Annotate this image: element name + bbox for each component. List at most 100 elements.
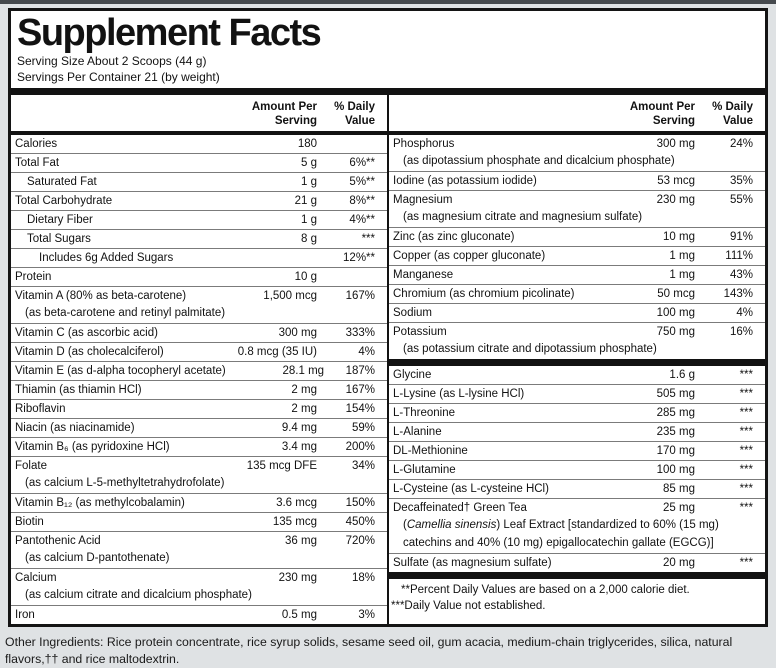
nutrient-amount: 1 mg (669, 269, 695, 281)
nutrient-name: Zinc (as zinc gluconate) (393, 231, 515, 243)
nutrient-name: Includes 6g Added Sugars (39, 252, 174, 264)
nutrient-name: Decaffeinated† Green Tea (393, 502, 527, 514)
nutrient-row-main: Copper (as copper gluconate) 1 mg 111% (389, 247, 765, 265)
nutrient-row-main: Includes 6g Added Sugars 12%** (11, 249, 387, 267)
nutrient-row-main: Vitamin A (80% as beta-carotene) 1,500 mc… (11, 287, 387, 305)
nutrient-daily-value: 187% (345, 365, 375, 377)
nutrient-amount: 36 mg (285, 535, 317, 547)
nutrient-amount: 300 mg (656, 138, 695, 150)
nutrient-row: Dietary Fiber 1 g 4%** (11, 210, 387, 229)
nutrient-amount: 135 mcg (272, 516, 317, 528)
nutrient-source-detail: (as beta-carotene and retinyl palmitate) (25, 307, 226, 319)
nutrient-row-main: Vitamin E (as d-alpha tocopheryl acetate… (11, 362, 387, 380)
nutrient-name: Manganese (393, 269, 454, 281)
amount-per-serving-header: Amount Per Serving (251, 101, 317, 127)
nutrient-amount: 21 g (294, 195, 317, 207)
nutrient-name: Calories (15, 138, 58, 150)
nutrient-row: Vitamin E (as d-alpha tocopheryl acetate… (11, 361, 387, 380)
section-divider-bar (389, 572, 765, 579)
nutrient-name: Sulfate (as magnesium sulfate) (393, 557, 552, 569)
nutrient-row: DL-Methionine 170 mg *** (389, 441, 765, 460)
percent-daily-value-header: % Daily Value (334, 101, 375, 127)
nutrient-row: Total Carbohydrate 21 g 8%** (11, 191, 387, 210)
nutrient-row-main: L-Cysteine (as L-cysteine HCl) 85 mg *** (389, 480, 765, 498)
nutrient-row-main: Total Fat 5 g 6%** (11, 154, 387, 172)
nutrient-amount: 100 mg (656, 464, 695, 476)
nutrient-row-main: Manganese 1 mg 43% (389, 266, 765, 284)
nutrient-row-main: Magnesium 230 mg 55% (389, 191, 765, 209)
nutrient-source-detail: (as calcium L-5-methyltetrahydrofolate) (25, 477, 225, 489)
nutrient-amount: 1.6 g (669, 369, 695, 381)
nutrient-row: Total Sugars 8 g *** (11, 229, 387, 248)
nutrient-amount: 180 (297, 138, 317, 150)
percent-daily-value-header: % Daily Value (712, 101, 753, 127)
nutrient-daily-value: 167% (345, 290, 375, 302)
nutrient-row: Chromium (as chromium picolinate) 50 mcg 1… (389, 284, 765, 303)
nutrient-name: Saturated Fat (27, 176, 97, 188)
nutrient-name: Biotin (15, 516, 44, 528)
nutrient-daily-value: 8%** (349, 195, 375, 207)
nutrient-row: Calcium 230 mg 18% (as calcium citrate and … (11, 568, 387, 605)
nutrient-name: Vitamin E (as d-alpha tocopheryl acetate… (15, 365, 226, 377)
page-title: Supplement Facts (17, 12, 322, 54)
nutrient-row-main: Total Carbohydrate 21 g 8%** (11, 192, 387, 210)
nutrient-amount: 505 mg (656, 388, 695, 400)
nutrient-row-main: Folate 135 mcg DFE 34% (11, 457, 387, 475)
nutrient-row-main: Total Sugars 8 g *** (11, 230, 387, 248)
nutrient-name: L-Lysine (as L-lysine HCl) (393, 388, 525, 400)
nutrient-row: Sodium 100 mg 4% (389, 303, 765, 322)
nutrient-name: Total Carbohydrate (15, 195, 113, 207)
nutrient-name: DL-Methionine (393, 445, 468, 457)
nutrient-amount: 8 g (301, 233, 317, 245)
nutrient-row: L-Alanine 235 mg *** (389, 422, 765, 441)
nutrient-source-detail: (as dipotassium phosphate and dicalcium … (403, 155, 675, 167)
servings-per-container-text: Servings Per Container 21 (by weight) (17, 70, 220, 84)
nutrient-name: Vitamin C (as ascorbic acid) (15, 327, 158, 339)
nutrient-row: Copper (as copper gluconate) 1 mg 111% (389, 246, 765, 265)
nutrient-daily-value: 200% (345, 441, 375, 453)
nutrient-row-main: Thiamin (as thiamin HCl) 2 mg 167% (11, 381, 387, 399)
nutrient-row: Calories 180 (11, 135, 387, 153)
nutrient-name: L-Cysteine (as L-cysteine HCl) (393, 483, 549, 495)
nutrient-name: Thiamin (as thiamin HCl) (15, 384, 142, 396)
nutrient-daily-value: 18% (351, 572, 375, 584)
nutrient-daily-value: 6%** (349, 157, 375, 169)
serving-size-text: Serving Size About 2 Scoops (44 g) (17, 54, 207, 68)
nutrient-row-main: Dietary Fiber 1 g 4%** (11, 211, 387, 229)
nutrient-name: L-Glutamine (393, 464, 456, 476)
left-nutrient-rows: Calories 180 Total Fat 5 g 6%** Saturated Fat… (11, 135, 387, 624)
nutrient-row: Potassium 750 mg 16% (as potassium citrate … (389, 322, 765, 359)
nutrient-row-main: Riboflavin 2 mg 154% (11, 400, 387, 418)
other-ingredients-text: Other Ingredients: Rice protein concentr… (5, 635, 733, 666)
nutrient-name: Potassium (393, 326, 447, 338)
nutrient-row: Sulfate (as magnesium sulfate) 20 mg *** (389, 553, 765, 572)
detail-segment: ( (403, 519, 407, 531)
nutrient-daily-value: *** (739, 557, 753, 569)
nutrient-row-main: Vitamin C (as ascorbic acid) 300 mg 333% (11, 324, 387, 342)
nutrient-name: Pantothenic Acid (15, 535, 101, 547)
nutrient-name: Protein (15, 271, 52, 283)
nutrient-row: Pantothenic Acid 36 mg 720% (as calcium D-p… (11, 531, 387, 568)
nutrient-name: Vitamin B₁₂ (as methylcobalamin) (15, 497, 185, 509)
nutrient-row-main: Saturated Fat 1 g 5%** (11, 173, 387, 191)
nutrient-daily-value: *** (739, 464, 753, 476)
nutrient-row-main: L-Glutamine 100 mg *** (389, 461, 765, 479)
nutrient-amount: 0.5 mg (281, 609, 317, 621)
nutrient-amount: 25 mg (663, 502, 695, 514)
nutrient-amount: 28.1 mg (282, 365, 325, 377)
nutrient-name: Iodine (as potassium iodide) (393, 175, 537, 187)
amount-per-serving-header: Amount Per Serving (629, 101, 695, 127)
nutrient-name: Glycine (393, 369, 432, 381)
nutrient-amount: 10 mg (663, 231, 695, 243)
nutrient-row-main: Sodium 100 mg 4% (389, 304, 765, 322)
nutrient-row: Vitamin C (as ascorbic acid) 300 mg 333% (11, 323, 387, 342)
nutrient-source-detail: (as magnesium citrate and magnesium sulf… (403, 211, 643, 223)
nutrient-name: Vitamin A (80% as beta-carotene) (15, 290, 187, 302)
nutrient-amount: 50 mcg (657, 288, 695, 300)
top-divider-bar (11, 88, 765, 95)
nutrient-name: Iron (15, 609, 35, 621)
nutrient-daily-value: 333% (345, 327, 375, 339)
nutrient-row: Manganese 1 mg 43% (389, 265, 765, 284)
supplement-facts-panel: Supplement Facts Serving Size About 2 Sc… (8, 8, 768, 627)
nutrient-row-main: Zinc (as zinc gluconate) 10 mg 91% (389, 228, 765, 246)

________________

Restate the whole listing exactly as written, minus the pictures.

• [Response below]
Annotate this image: element name + bbox for each component. List at most 100 elements.
nutrient-amount: 1 mg (669, 269, 695, 281)
nutrient-name: Zinc (as zinc gluconate) (393, 231, 515, 243)
nutrient-name: Includes 6g Added Sugars (39, 252, 174, 264)
nutrient-name: Decaffeinated† Green Tea (393, 502, 527, 514)
nutrient-row-main: Copper (as copper gluconate) 1 mg 111% (389, 247, 765, 265)
nutrient-row-main: Includes 6g Added Sugars 12%** (11, 249, 387, 267)
nutrient-row-main: Vitamin A (80% as beta-carotene) 1,500 mc… (11, 287, 387, 305)
nutrient-daily-value: 187% (345, 365, 375, 377)
nutrient-amount: 36 mg (285, 535, 317, 547)
nutrient-amount: 300 mg (656, 138, 695, 150)
nutrient-row: Dietary Fiber 1 g 4%** (11, 210, 387, 229)
nutrient-amount: 135 mcg (272, 516, 317, 528)
nutrient-source-detail: (as beta-carotene and retinyl palmitate) (25, 307, 226, 319)
nutrient-row-main: Vitamin E (as d-alpha tocopheryl acetate… (11, 362, 387, 380)
nutrient-name: Manganese (393, 269, 454, 281)
amount-per-serving-header: Amount Per Serving (251, 101, 317, 127)
nutrient-amount: 21 g (294, 195, 317, 207)
nutrient-name: Calories (15, 138, 58, 150)
nutrient-row: Vitamin E (as d-alpha tocopheryl acetate… (11, 361, 387, 380)
section-divider-bar (389, 572, 765, 579)
nutrient-name: Sulfate (as magnesium sulfate) (393, 557, 552, 569)
nutrient-row: DL-Methionine 170 mg *** (389, 441, 765, 460)
percent-daily-value-header: % Daily Value (334, 101, 375, 127)
nutrient-row: Total Carbohydrate 21 g 8%** (11, 191, 387, 210)
nutrient-row-main: L-Cysteine (as L-cysteine HCl) 85 mg *** (389, 480, 765, 498)
nutrient-row-main: Total Fat 5 g 6%** (11, 154, 387, 172)
nutrient-amount: 100 mg (656, 464, 695, 476)
nutrient-row-main: Manganese 1 mg 43% (389, 266, 765, 284)
nutrient-row-main: Magnesium 230 mg 55% (389, 191, 765, 209)
nutrient-source-detail: (as calcium L-5-methyltetrahydrofolate) (25, 477, 225, 489)
nutrient-amount: 1.6 g (669, 369, 695, 381)
nutrient-row: Total Sugars 8 g *** (11, 229, 387, 248)
nutrient-amount: 180 (297, 138, 317, 150)
percent-daily-value-header: % Daily Value (712, 101, 753, 127)
nutrient-daily-value: 167% (345, 290, 375, 302)
nutrient-row: Chromium (as chromium picolinate) 50 mcg 1… (389, 284, 765, 303)
nutrient-name: Saturated Fat (27, 176, 97, 188)
nutrient-name: Biotin (15, 516, 44, 528)
nutrient-daily-value: 8%** (349, 195, 375, 207)
nutrient-row: Calcium 230 mg 18% (as calcium citrate and … (11, 568, 387, 605)
nutrient-name: Vitamin E (as d-alpha tocopheryl acetate… (15, 365, 226, 377)
page-title: Supplement Facts (17, 12, 322, 54)
nutrient-row-main: Total Carbohydrate 21 g 8%** (11, 192, 387, 210)
nutrient-amount: 505 mg (656, 388, 695, 400)
nutrient-row-main: Folate 135 mcg DFE 34% (11, 457, 387, 475)
nutrient-row-main: Total Sugars 8 g *** (11, 230, 387, 248)
nutrient-name: L-Lysine (as L-lysine HCl) (393, 388, 525, 400)
nutrient-row: Sodium 100 mg 4% (389, 303, 765, 322)
nutrient-name: Total Carbohydrate (15, 195, 113, 207)
nutrient-name: DL-Methionine (393, 445, 468, 457)
nutrient-amount: 8 g (301, 233, 317, 245)
nutrient-row: L-Alanine 235 mg *** (389, 422, 765, 441)
nutrient-source-detail: (as dipotassium phosphate and dicalcium … (403, 155, 675, 167)
servings-per-container-text: Servings Per Container 21 (by weight) (17, 70, 220, 84)
nutrient-name: Vitamin C (as ascorbic acid) (15, 327, 158, 339)
nutrient-row: Copper (as copper gluconate) 1 mg 111% (389, 246, 765, 265)
nutrient-daily-value: 200% (345, 441, 375, 453)
nutrient-row-main: Thiamin (as thiamin HCl) 2 mg 167% (11, 381, 387, 399)
nutrient-row: Calories 180 (11, 135, 387, 153)
nutrient-name: L-Cysteine (as L-cysteine HCl) (393, 483, 549, 495)
nutrient-name: Thiamin (as thiamin HCl) (15, 384, 142, 396)
nutrient-daily-value: 18% (351, 572, 375, 584)
nutrient-daily-value: 6%** (349, 157, 375, 169)
serving-size-text: Serving Size About 2 Scoops (44 g) (17, 54, 207, 68)
nutrient-row-main: Dietary Fiber 1 g 4%** (11, 211, 387, 229)
nutrient-name: L-Glutamine (393, 464, 456, 476)
left-nutrient-rows: Calories 180 Total Fat 5 g 6%** Saturated Fat… (11, 135, 387, 624)
nutrient-row: Potassium 750 mg 16% (as potassium citrate … (389, 322, 765, 359)
nutrient-row-main: Riboflavin 2 mg 154% (11, 400, 387, 418)
other-ingredients-text: Other Ingredients: Rice protein concentr… (5, 635, 733, 666)
nutrient-name: Potassium (393, 326, 447, 338)
nutrient-row: Sulfate (as magnesium sulfate) 20 mg *** (389, 553, 765, 572)
detail-segment: ( (403, 519, 407, 531)
nutrient-daily-value: *** (739, 557, 753, 569)
nutrient-row-main: Vitamin C (as ascorbic acid) 300 mg 333% (11, 324, 387, 342)
nutrient-name: Pantothenic Acid (15, 535, 101, 547)
nutrient-name: Protein (15, 271, 52, 283)
nutrient-row: Pantothenic Acid 36 mg 720% (as calcium D-p… (11, 531, 387, 568)
nutrient-name: Vitamin B₁₂ (as methylcobalamin) (15, 497, 185, 509)
nutrient-row-main: Saturated Fat 1 g 5%** (11, 173, 387, 191)
nutrient-daily-value: *** (739, 464, 753, 476)
nutrient-row-main: L-Glutamine 100 mg *** (389, 461, 765, 479)
nutrient-amount: 0.5 mg (281, 609, 317, 621)
nutrient-amount: 25 mg (663, 502, 695, 514)
nutrient-amount: 28.1 mg (282, 365, 325, 377)
nutrient-name: Iodine (as potassium iodide) (393, 175, 537, 187)
amount-per-serving-header: Amount Per Serving (629, 101, 695, 127)
nutrient-name: Glycine (393, 369, 432, 381)
nutrient-amount: 10 mg (663, 231, 695, 243)
nutrient-row-main: Sodium 100 mg 4% (389, 304, 765, 322)
nutrient-row: Vitamin C (as ascorbic acid) 300 mg 333% (11, 323, 387, 342)
nutrient-source-detail: (as magnesium citrate and magnesium sulf… (403, 211, 643, 223)
nutrient-name: Vitamin A (80% as beta-carotene) (15, 290, 187, 302)
nutrient-amount: 50 mcg (657, 288, 695, 300)
top-divider-bar (11, 88, 765, 95)
nutrient-name: Iron (15, 609, 35, 621)
nutrient-daily-value: 333% (345, 327, 375, 339)
nutrient-row: Manganese 1 mg 43% (389, 265, 765, 284)
supplement-facts-panel: Supplement Facts Serving Size About 2 Sc… (8, 8, 768, 627)
nutrient-row-main: Zinc (as zinc gluconate) 10 mg 91% (389, 228, 765, 246)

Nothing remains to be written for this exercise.